TASK DETAILS - Select the lines of the records containing the word "make" and list them.
━━━━
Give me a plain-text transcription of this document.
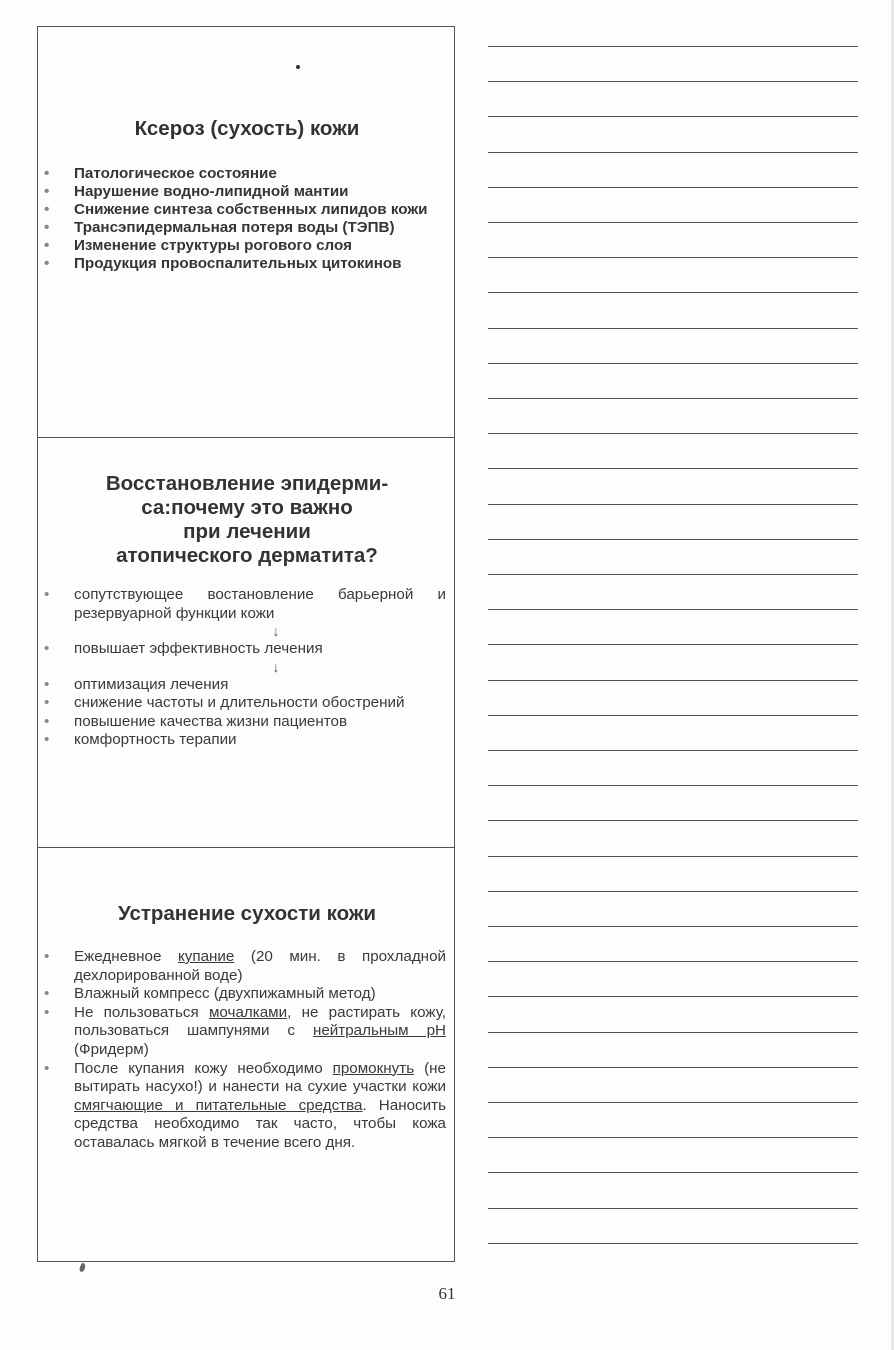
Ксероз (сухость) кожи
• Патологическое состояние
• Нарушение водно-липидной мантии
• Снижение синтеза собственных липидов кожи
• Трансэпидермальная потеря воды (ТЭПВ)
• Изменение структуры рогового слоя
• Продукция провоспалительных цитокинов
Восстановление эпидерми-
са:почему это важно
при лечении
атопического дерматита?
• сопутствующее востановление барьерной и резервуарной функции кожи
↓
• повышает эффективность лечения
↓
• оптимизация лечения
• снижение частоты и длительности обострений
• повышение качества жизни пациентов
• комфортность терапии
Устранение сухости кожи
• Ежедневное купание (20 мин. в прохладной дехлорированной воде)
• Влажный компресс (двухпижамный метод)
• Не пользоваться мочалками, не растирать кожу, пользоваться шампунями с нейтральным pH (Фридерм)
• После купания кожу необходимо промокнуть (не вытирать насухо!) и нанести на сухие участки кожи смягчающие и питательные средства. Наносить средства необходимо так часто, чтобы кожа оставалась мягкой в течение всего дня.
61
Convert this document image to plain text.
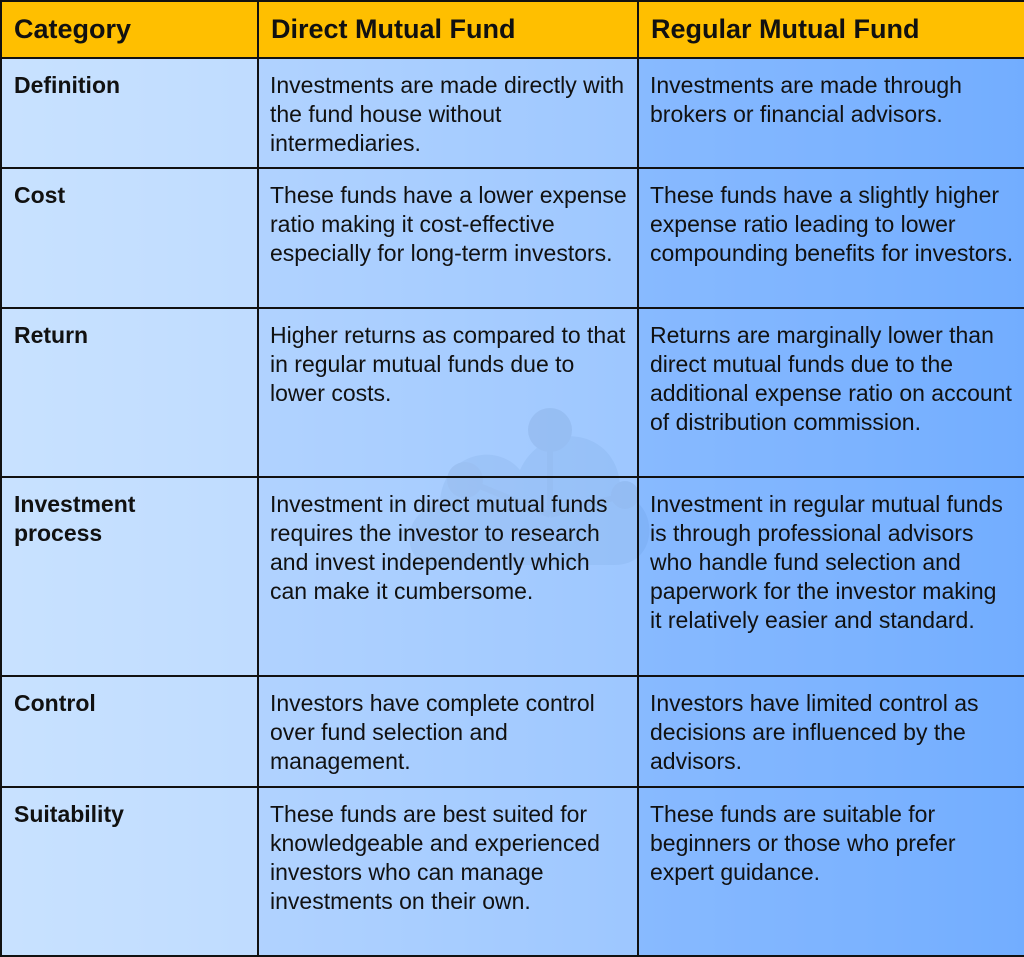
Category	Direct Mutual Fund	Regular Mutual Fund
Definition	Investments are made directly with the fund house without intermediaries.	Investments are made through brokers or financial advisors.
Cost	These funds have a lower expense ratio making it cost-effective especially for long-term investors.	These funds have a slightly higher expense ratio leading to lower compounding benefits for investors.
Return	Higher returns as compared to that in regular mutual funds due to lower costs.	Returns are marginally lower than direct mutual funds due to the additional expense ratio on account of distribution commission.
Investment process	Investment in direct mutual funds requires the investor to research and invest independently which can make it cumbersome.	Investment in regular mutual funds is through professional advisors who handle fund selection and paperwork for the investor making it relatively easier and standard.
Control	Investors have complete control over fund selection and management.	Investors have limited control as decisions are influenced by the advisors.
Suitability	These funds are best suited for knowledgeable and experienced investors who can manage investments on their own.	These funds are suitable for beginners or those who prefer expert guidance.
━━━━
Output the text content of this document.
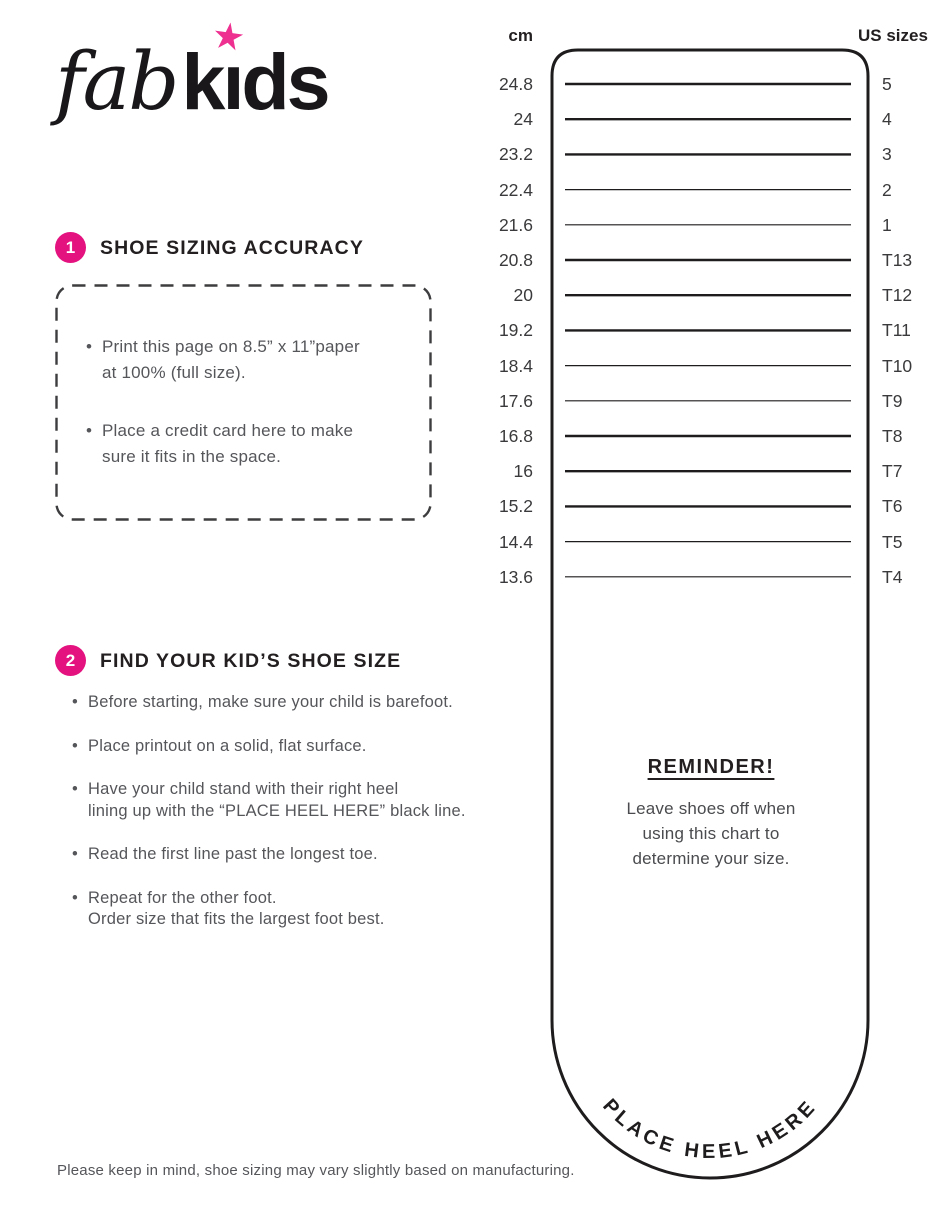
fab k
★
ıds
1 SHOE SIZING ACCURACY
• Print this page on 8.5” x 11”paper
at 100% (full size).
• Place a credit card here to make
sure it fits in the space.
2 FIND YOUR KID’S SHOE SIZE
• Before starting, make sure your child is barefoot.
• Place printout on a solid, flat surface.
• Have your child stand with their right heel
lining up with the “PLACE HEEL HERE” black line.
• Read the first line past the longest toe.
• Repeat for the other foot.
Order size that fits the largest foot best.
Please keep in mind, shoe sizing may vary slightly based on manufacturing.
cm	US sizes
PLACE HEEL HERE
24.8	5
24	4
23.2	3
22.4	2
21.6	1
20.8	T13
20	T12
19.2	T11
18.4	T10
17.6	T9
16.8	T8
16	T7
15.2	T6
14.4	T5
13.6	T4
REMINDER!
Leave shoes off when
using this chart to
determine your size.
━━━━
RESPONSE TO THE TASK -
Investment process	Investment in direct mutual funds requires the investor to research and invest independently which can make it cumbersome.	Investment in regular mutual funds is through professional advisors who handle fund selection and paperwork for the investor making it relatively easier and standard.
• Place a credit card here to make
• Before starting, make sure your child is barefoot.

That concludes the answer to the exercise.